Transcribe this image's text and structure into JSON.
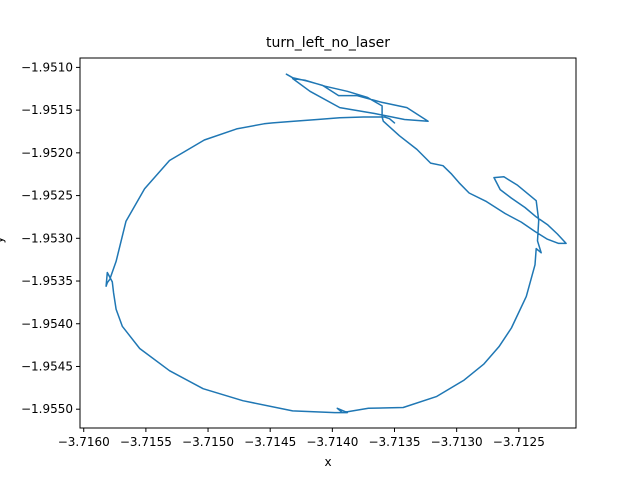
{
  "chart_data": {
    "type": "line",
    "title": "turn_left_no_laser",
    "xlabel": "x",
    "ylabel": "y",
    "xlim": [
      -3.71603,
      -3.71204
    ],
    "ylim": [
      -1.95522,
      -1.95089
    ],
    "x_ticks": [
      -3.716,
      -3.7155,
      -3.715,
      -3.7145,
      -3.714,
      -3.7135,
      -3.713,
      -3.7125
    ],
    "x_tick_labels": [
      "−3.7160",
      "−3.7155",
      "−3.7150",
      "−3.7145",
      "−3.7140",
      "−3.7135",
      "−3.7130",
      "−3.7125"
    ],
    "y_ticks": [
      -1.951,
      -1.9515,
      -1.952,
      -1.9525,
      -1.953,
      -1.9535,
      -1.954,
      -1.9545,
      -1.955
    ],
    "y_tick_labels": [
      "−1.9510",
      "−1.9515",
      "−1.9520",
      "−1.9525",
      "−1.9530",
      "−1.9535",
      "−1.9540",
      "−1.9545",
      "−1.9550"
    ],
    "grid": false,
    "legend": "none",
    "series": [
      {
        "color": "#1f77b4",
        "x": [
          -3.71437,
          -3.71432,
          -3.7142,
          -3.71408,
          -3.71395,
          -3.7138,
          -3.7136,
          -3.7134,
          -3.71323,
          -3.71342,
          -3.71366,
          -3.71394,
          -3.71418,
          -3.71432,
          -3.71422,
          -3.71406,
          -3.71388,
          -3.71372,
          -3.7136,
          -3.7136,
          -3.71359,
          -3.71346,
          -3.71332,
          -3.71321,
          -3.71311,
          -3.71304,
          -3.71298,
          -3.7129,
          -3.71276,
          -3.71261,
          -3.71248,
          -3.71237,
          -3.71227,
          -3.71218,
          -3.71212,
          -3.71219,
          -3.71227,
          -3.71236,
          -3.71245,
          -3.71256,
          -3.71265,
          -3.7127,
          -3.71262,
          -3.71251,
          -3.71236,
          -3.71234,
          -3.71235,
          -3.71232,
          -3.71236,
          -3.71237,
          -3.71244,
          -3.71256,
          -3.71266,
          -3.71278,
          -3.71294,
          -3.71316,
          -3.71343,
          -3.71371,
          -3.71392,
          -3.71396,
          -3.71388,
          -3.71398,
          -3.71432,
          -3.71472,
          -3.71504,
          -3.71531,
          -3.71555,
          -3.71569,
          -3.71574,
          -3.71576,
          -3.71577,
          -3.71581,
          -3.71582,
          -3.71581,
          -3.71579,
          -3.71574,
          -3.71566,
          -3.71551,
          -3.71531,
          -3.71503,
          -3.71477,
          -3.71455,
          -3.71448,
          -3.71431,
          -3.71412,
          -3.71394,
          -3.71375,
          -3.71358,
          -3.71354,
          -3.7135
        ],
        "y": [
          -1.95108,
          -1.95112,
          -1.95116,
          -1.95121,
          -1.95133,
          -1.95133,
          -1.95141,
          -1.95147,
          -1.95163,
          -1.95161,
          -1.95154,
          -1.95147,
          -1.95128,
          -1.95113,
          -1.95115,
          -1.95122,
          -1.95128,
          -1.95135,
          -1.95145,
          -1.95158,
          -1.95163,
          -1.9518,
          -1.95196,
          -1.95212,
          -1.95215,
          -1.95225,
          -1.95235,
          -1.95247,
          -1.95257,
          -1.95271,
          -1.95281,
          -1.95292,
          -1.95301,
          -1.95306,
          -1.95306,
          -1.95295,
          -1.95284,
          -1.95275,
          -1.95264,
          -1.95253,
          -1.95243,
          -1.95229,
          -1.95228,
          -1.95238,
          -1.95256,
          -1.95279,
          -1.95303,
          -1.95317,
          -1.95312,
          -1.95331,
          -1.95368,
          -1.95405,
          -1.95427,
          -1.95447,
          -1.95466,
          -1.95485,
          -1.95498,
          -1.95499,
          -1.95504,
          -1.95499,
          -1.95504,
          -1.95504,
          -1.95502,
          -1.9549,
          -1.95476,
          -1.95455,
          -1.95429,
          -1.95403,
          -1.95383,
          -1.95364,
          -1.95351,
          -1.9534,
          -1.95356,
          -1.95352,
          -1.95348,
          -1.95327,
          -1.9528,
          -1.95242,
          -1.95209,
          -1.95185,
          -1.95172,
          -1.95166,
          -1.95165,
          -1.95163,
          -1.95161,
          -1.95159,
          -1.95158,
          -1.95158,
          -1.9516,
          -1.95165
        ]
      }
    ]
  }
}
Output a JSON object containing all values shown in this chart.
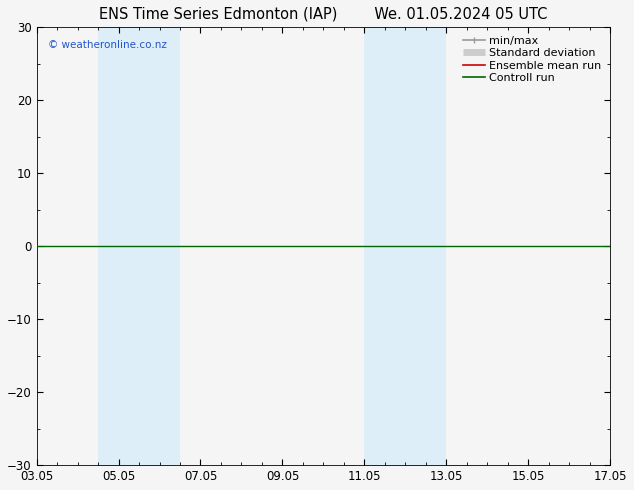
{
  "title_left": "ENS Time Series Edmonton (IAP)",
  "title_right": "We. 01.05.2024 05 UTC",
  "ylim": [
    -30,
    30
  ],
  "yticks": [
    -30,
    -20,
    -10,
    0,
    10,
    20,
    30
  ],
  "xlim": [
    0,
    14
  ],
  "xtick_positions": [
    0,
    2,
    4,
    6,
    8,
    10,
    12,
    14
  ],
  "xtick_labels": [
    "03.05",
    "05.05",
    "07.05",
    "09.05",
    "11.05",
    "13.05",
    "15.05",
    "17.05"
  ],
  "shaded_bands": [
    {
      "x_start": 1.5,
      "x_end": 3.5
    },
    {
      "x_start": 8.0,
      "x_end": 10.0
    }
  ],
  "shade_color": "#ddeef8",
  "plot_bg_color": "#f5f5f5",
  "fig_bg_color": "#f5f5f5",
  "zero_line_color": "#006600",
  "watermark": "© weatheronline.co.nz",
  "watermark_color": "#2255cc",
  "legend_items": [
    {
      "label": "min/max",
      "color": "#999999",
      "lw": 1.2
    },
    {
      "label": "Standard deviation",
      "color": "#cccccc",
      "lw": 5
    },
    {
      "label": "Ensemble mean run",
      "color": "#cc0000",
      "lw": 1.2
    },
    {
      "label": "Controll run",
      "color": "#006600",
      "lw": 1.2
    }
  ],
  "title_fontsize": 10.5,
  "tick_fontsize": 8.5,
  "legend_fontsize": 8
}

......

• _Requirements_
Restate the whole listing above exactly, please, omitting every image.

• _Result of the exercise_
Transcribe this image's text and structure into JSON.
{
  "chart_data": {
    "type": "line",
    "title": "turn_left_no_laser",
    "xlabel": "x",
    "ylabel": "y",
    "xlim": [
      -3.71603,
      -3.71204
    ],
    "ylim": [
      -1.95522,
      -1.95089
    ],
    "x_ticks": [
      -3.716,
      -3.7155,
      -3.715,
      -3.7145,
      -3.714,
      -3.7135,
      -3.713,
      -3.7125
    ],
    "x_tick_labels": [
      "−3.7160",
      "−3.7155",
      "−3.7150",
      "−3.7145",
      "−3.7140",
      "−3.7135",
      "−3.7130",
      "−3.7125"
    ],
    "y_ticks": [
      -1.951,
      -1.9515,
      -1.952,
      -1.9525,
      -1.953,
      -1.9535,
      -1.954,
      -1.9545,
      -1.955
    ],
    "y_tick_labels": [
      "−1.9510",
      "−1.9515",
      "−1.9520",
      "−1.9525",
      "−1.9530",
      "−1.9535",
      "−1.9540",
      "−1.9545",
      "−1.9550"
    ],
    "grid": false,
    "legend": "none",
    "series": [
      {
        "color": "#1f77b4",
        "x": [
          -3.71437,
          -3.71432,
          -3.7142,
          -3.71408,
          -3.71395,
          -3.7138,
          -3.7136,
          -3.7134,
          -3.71323,
          -3.71342,
          -3.71366,
          -3.71394,
          -3.71418,
          -3.71432,
          -3.71422,
          -3.71406,
          -3.71388,
          -3.71372,
          -3.7136,
          -3.7136,
          -3.71359,
          -3.71346,
          -3.71332,
          -3.71321,
          -3.71311,
          -3.71304,
          -3.71298,
          -3.7129,
          -3.71276,
          -3.71261,
          -3.71248,
          -3.71237,
          -3.71227,
          -3.71218,
          -3.71212,
          -3.71219,
          -3.71227,
          -3.71236,
          -3.71245,
          -3.71256,
          -3.71265,
          -3.7127,
          -3.71262,
          -3.71251,
          -3.71236,
          -3.71234,
          -3.71235,
          -3.71232,
          -3.71236,
          -3.71237,
          -3.71244,
          -3.71256,
          -3.71266,
          -3.71278,
          -3.71294,
          -3.71316,
          -3.71343,
          -3.71371,
          -3.71392,
          -3.71396,
          -3.71388,
          -3.71398,
          -3.71432,
          -3.71472,
          -3.71504,
          -3.71531,
          -3.71555,
          -3.71569,
          -3.71574,
          -3.71576,
          -3.71577,
          -3.71581,
          -3.71582,
          -3.71581,
          -3.71579,
          -3.71574,
          -3.71566,
          -3.71551,
          -3.71531,
          -3.71503,
          -3.71477,
          -3.71455,
          -3.71448,
          -3.71431,
          -3.71412,
          -3.71394,
          -3.71375,
          -3.71358,
          -3.71354,
          -3.7135
        ],
        "y": [
          -1.95108,
          -1.95112,
          -1.95116,
          -1.95121,
          -1.95133,
          -1.95133,
          -1.95141,
          -1.95147,
          -1.95163,
          -1.95161,
          -1.95154,
          -1.95147,
          -1.95128,
          -1.95113,
          -1.95115,
          -1.95122,
          -1.95128,
          -1.95135,
          -1.95145,
          -1.95158,
          -1.95163,
          -1.9518,
          -1.95196,
          -1.95212,
          -1.95215,
          -1.95225,
          -1.95235,
          -1.95247,
          -1.95257,
          -1.95271,
          -1.95281,
          -1.95292,
          -1.95301,
          -1.95306,
          -1.95306,
          -1.95295,
          -1.95284,
          -1.95275,
          -1.95264,
          -1.95253,
          -1.95243,
          -1.95229,
          -1.95228,
          -1.95238,
          -1.95256,
          -1.95279,
          -1.95303,
          -1.95317,
          -1.95312,
          -1.95331,
          -1.95368,
          -1.95405,
          -1.95427,
          -1.95447,
          -1.95466,
          -1.95485,
          -1.95498,
          -1.95499,
          -1.95504,
          -1.95499,
          -1.95504,
          -1.95504,
          -1.95502,
          -1.9549,
          -1.95476,
          -1.95455,
          -1.95429,
          -1.95403,
          -1.95383,
          -1.95364,
          -1.95351,
          -1.9534,
          -1.95356,
          -1.95352,
          -1.95348,
          -1.95327,
          -1.9528,
          -1.95242,
          -1.95209,
          -1.95185,
          -1.95172,
          -1.95166,
          -1.95165,
          -1.95163,
          -1.95161,
          -1.95159,
          -1.95158,
          -1.95158,
          -1.9516,
          -1.95165
        ]
      }
    ]
  }
}
Output a JSON object containing all values shown in this chart.
{
  "title_left": "ENS Time Series Edmonton (IAP)",
  "title_right": "We. 01.05.2024 05 UTC",
  "ylim": [
    -30,
    30
  ],
  "yticks": [
    -30,
    -20,
    -10,
    0,
    10,
    20,
    30
  ],
  "xlim": [
    0,
    14
  ],
  "xtick_positions": [
    0,
    2,
    4,
    6,
    8,
    10,
    12,
    14
  ],
  "xtick_labels": [
    "03.05",
    "05.05",
    "07.05",
    "09.05",
    "11.05",
    "13.05",
    "15.05",
    "17.05"
  ],
  "shaded_bands": [
    {
      "x_start": 1.5,
      "x_end": 3.5
    },
    {
      "x_start": 8.0,
      "x_end": 10.0
    }
  ],
  "shade_color": "#ddeef8",
  "plot_bg_color": "#f5f5f5",
  "fig_bg_color": "#f5f5f5",
  "zero_line_color": "#006600",
  "watermark": "© weatheronline.co.nz",
  "watermark_color": "#2255cc",
  "legend_items": [
    {
      "label": "min/max",
      "color": "#999999",
      "lw": 1.2
    },
    {
      "label": "Standard deviation",
      "color": "#cccccc",
      "lw": 5
    },
    {
      "label": "Ensemble mean run",
      "color": "#cc0000",
      "lw": 1.2
    },
    {
      "label": "Controll run",
      "color": "#006600",
      "lw": 1.2
    }
  ],
  "title_fontsize": 10.5,
  "tick_fontsize": 8.5,
  "legend_fontsize": 8
}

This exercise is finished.